• Required work
How many of the lines below contain "name"? Answer with that number alone.

-- Start Data for the task --

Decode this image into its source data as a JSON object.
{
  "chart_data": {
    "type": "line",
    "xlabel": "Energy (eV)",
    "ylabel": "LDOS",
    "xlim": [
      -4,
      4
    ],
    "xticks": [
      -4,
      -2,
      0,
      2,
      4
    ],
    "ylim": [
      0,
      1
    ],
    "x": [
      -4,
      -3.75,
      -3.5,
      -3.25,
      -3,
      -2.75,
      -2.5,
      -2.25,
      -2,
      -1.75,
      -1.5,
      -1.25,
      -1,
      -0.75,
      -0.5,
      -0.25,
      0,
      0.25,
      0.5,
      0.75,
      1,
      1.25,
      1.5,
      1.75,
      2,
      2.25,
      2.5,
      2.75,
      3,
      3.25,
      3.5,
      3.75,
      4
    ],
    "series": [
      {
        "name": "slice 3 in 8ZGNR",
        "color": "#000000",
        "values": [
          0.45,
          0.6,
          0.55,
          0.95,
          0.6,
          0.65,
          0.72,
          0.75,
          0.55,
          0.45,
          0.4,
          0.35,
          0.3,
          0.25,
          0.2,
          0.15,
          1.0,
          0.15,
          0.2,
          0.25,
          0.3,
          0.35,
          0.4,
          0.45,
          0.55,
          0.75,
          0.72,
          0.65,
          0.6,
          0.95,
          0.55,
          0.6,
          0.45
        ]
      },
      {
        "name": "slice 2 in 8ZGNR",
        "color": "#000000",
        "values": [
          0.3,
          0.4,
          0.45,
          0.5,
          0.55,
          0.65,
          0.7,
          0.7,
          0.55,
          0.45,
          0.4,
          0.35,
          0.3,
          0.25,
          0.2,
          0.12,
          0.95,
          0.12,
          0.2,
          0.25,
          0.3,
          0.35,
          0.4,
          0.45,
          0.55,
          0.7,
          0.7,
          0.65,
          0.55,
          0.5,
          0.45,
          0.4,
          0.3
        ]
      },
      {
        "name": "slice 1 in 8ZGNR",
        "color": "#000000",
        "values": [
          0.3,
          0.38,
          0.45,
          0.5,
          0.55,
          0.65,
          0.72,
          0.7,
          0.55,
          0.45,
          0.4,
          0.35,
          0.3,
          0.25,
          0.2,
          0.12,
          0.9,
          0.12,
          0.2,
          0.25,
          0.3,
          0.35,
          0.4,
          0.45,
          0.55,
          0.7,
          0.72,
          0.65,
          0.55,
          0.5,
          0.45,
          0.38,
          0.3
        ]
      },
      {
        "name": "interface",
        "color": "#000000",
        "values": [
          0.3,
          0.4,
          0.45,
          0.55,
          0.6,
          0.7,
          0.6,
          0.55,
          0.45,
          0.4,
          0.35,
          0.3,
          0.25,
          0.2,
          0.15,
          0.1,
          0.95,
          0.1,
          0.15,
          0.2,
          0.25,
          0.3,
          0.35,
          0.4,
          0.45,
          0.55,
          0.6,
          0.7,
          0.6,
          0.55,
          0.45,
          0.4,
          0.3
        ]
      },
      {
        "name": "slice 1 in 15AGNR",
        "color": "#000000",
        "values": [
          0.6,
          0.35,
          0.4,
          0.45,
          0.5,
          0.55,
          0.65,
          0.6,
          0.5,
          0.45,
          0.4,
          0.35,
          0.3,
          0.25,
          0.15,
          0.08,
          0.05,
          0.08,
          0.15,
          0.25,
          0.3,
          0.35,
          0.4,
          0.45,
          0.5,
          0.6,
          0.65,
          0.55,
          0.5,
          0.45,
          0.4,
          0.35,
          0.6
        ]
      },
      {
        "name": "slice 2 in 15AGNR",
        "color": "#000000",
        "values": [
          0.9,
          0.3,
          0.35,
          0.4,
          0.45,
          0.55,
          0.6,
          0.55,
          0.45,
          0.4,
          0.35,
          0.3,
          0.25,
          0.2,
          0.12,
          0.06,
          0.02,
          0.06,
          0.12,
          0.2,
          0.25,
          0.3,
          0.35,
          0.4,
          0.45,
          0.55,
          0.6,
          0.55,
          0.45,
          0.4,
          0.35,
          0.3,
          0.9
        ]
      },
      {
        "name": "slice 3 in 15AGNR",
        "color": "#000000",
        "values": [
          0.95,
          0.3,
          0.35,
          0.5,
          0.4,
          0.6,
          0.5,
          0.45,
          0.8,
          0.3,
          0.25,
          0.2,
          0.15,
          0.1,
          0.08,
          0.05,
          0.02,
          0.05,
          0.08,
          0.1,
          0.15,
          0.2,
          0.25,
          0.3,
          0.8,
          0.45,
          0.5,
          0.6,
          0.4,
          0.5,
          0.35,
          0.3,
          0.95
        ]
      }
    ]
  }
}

-- End Data for the task --

• Full answer
7